=== Requirement ===
Please count the lines in the listing below where the word "JSON" appears. Give the number only.

* start *

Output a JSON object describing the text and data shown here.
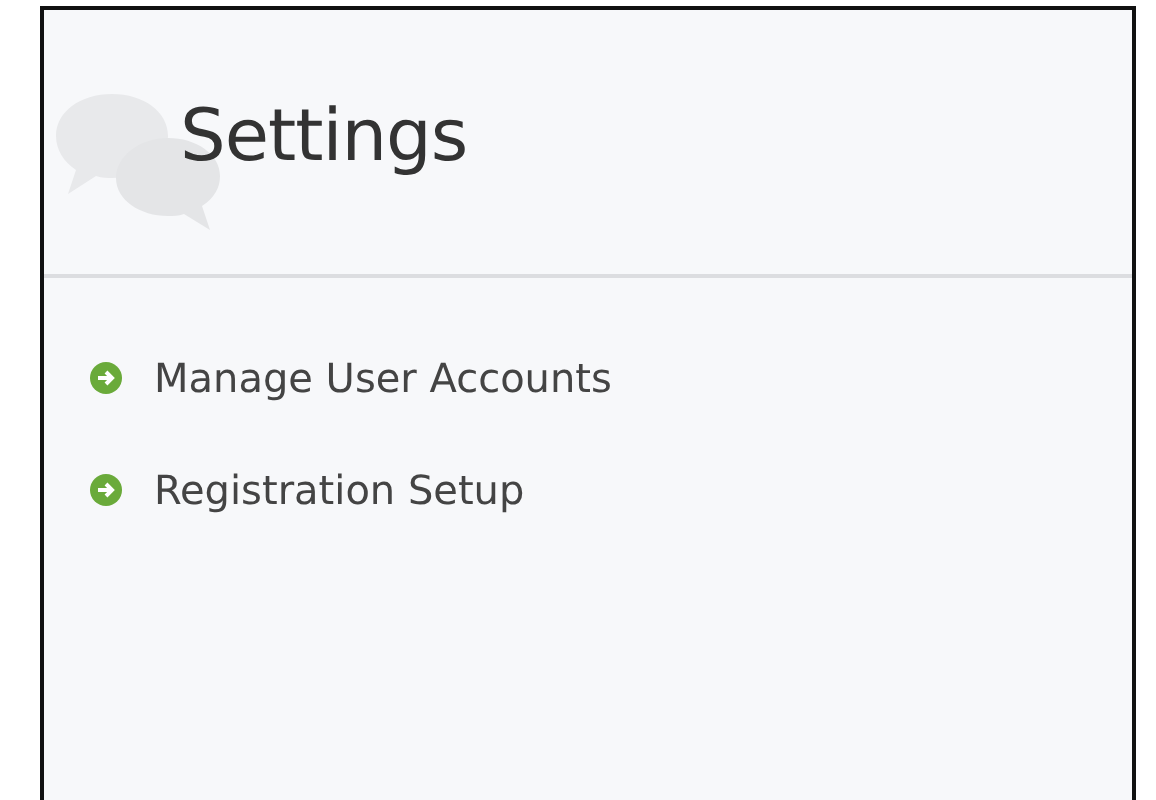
{
  "panel": {
    "title": "Settings"
  },
  "links": [
    {
      "label": "Manage User Accounts"
    },
    {
      "label": "Registration Setup"
    }
  ]
}
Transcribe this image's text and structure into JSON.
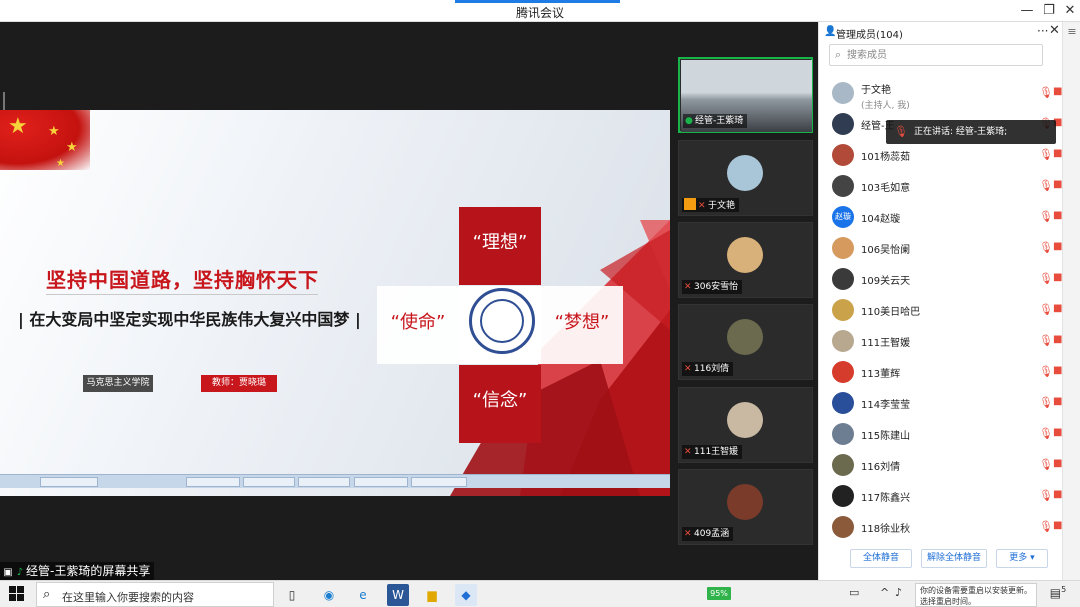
{
  "window": {
    "title": "腾讯会议",
    "accent_color": "#1f7ce6",
    "minimize": "—",
    "maximize": "❐",
    "close": "✕"
  },
  "share_label": "经管-王紫琦的屏幕共享",
  "slide": {
    "title": "坚持中国道路，坚持胸怀天下",
    "subtitle": "| 在大变局中坚定实现中华民族伟大复兴中国梦 |",
    "org_tag": "马克思主义学院",
    "teacher_tag": "教师：贾晓璐",
    "panel_top": "“理想”",
    "panel_left": "“使命”",
    "panel_right": "“梦想”",
    "panel_bottom": "“信念”",
    "brand_red": "#c8161d"
  },
  "video_tiles": [
    {
      "name": "经管-王紫琦",
      "mic": "on",
      "kind": "room"
    },
    {
      "name": "于文艳",
      "mic": "off",
      "kind": "avatar",
      "color": "#a9c6d8",
      "host": true
    },
    {
      "name": "306安雪怡",
      "mic": "off",
      "kind": "avatar",
      "color": "#d8b07a"
    },
    {
      "name": "116刘倩",
      "mic": "off",
      "kind": "avatar",
      "color": "#6b6a4e"
    },
    {
      "name": "111王智媛",
      "mic": "off",
      "kind": "avatar",
      "color": "#c9b9a3"
    },
    {
      "name": "409孟涵",
      "mic": "off",
      "kind": "avatar",
      "color": "#7a3b2a"
    }
  ],
  "members": {
    "title": "管理成员(104)",
    "more": "···",
    "close": "✕",
    "search_placeholder": "搜索成员",
    "speaking_label": "正在讲话: 经管-王紫琦;",
    "list": [
      {
        "name": "于文艳",
        "role": "(主持人, 我)",
        "color": "#a9b8c6"
      },
      {
        "name": "经管-王",
        "role": "",
        "color": "#2f3c52"
      },
      {
        "name": "101杨蕊茹",
        "role": "",
        "color": "#b24a3a"
      },
      {
        "name": "103毛如意",
        "role": "",
        "color": "#444444"
      },
      {
        "name": "104赵璇",
        "role": "",
        "color": "#1a73e8",
        "initials": "赵璇"
      },
      {
        "name": "106吴怡阑",
        "role": "",
        "color": "#d69a5e"
      },
      {
        "name": "109关云天",
        "role": "",
        "color": "#3a3a3a"
      },
      {
        "name": "110美日哈巴",
        "role": "",
        "color": "#c9a24a"
      },
      {
        "name": "111王智媛",
        "role": "",
        "color": "#b8a890"
      },
      {
        "name": "113董辉",
        "role": "",
        "color": "#d63c2c"
      },
      {
        "name": "114李莹莹",
        "role": "",
        "color": "#2a4f9a"
      },
      {
        "name": "115陈建山",
        "role": "",
        "color": "#6e7e92"
      },
      {
        "name": "116刘倩",
        "role": "",
        "color": "#6b6a4e"
      },
      {
        "name": "117陈鑫兴",
        "role": "",
        "color": "#222222"
      },
      {
        "name": "118徐业秋",
        "role": "",
        "color": "#8a5a3a"
      }
    ],
    "buttons": [
      "全体静音",
      "解除全体静音",
      "更多 ▾"
    ]
  },
  "taskbar": {
    "search_text": "在这里输入你要搜索的内容",
    "battery": "95%",
    "notice_line1": "你的设备需要重启以安装更新。",
    "notice_line2": "选择重启时间。",
    "notify_count": "5"
  }
}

* end *

=== Result of the task ===
2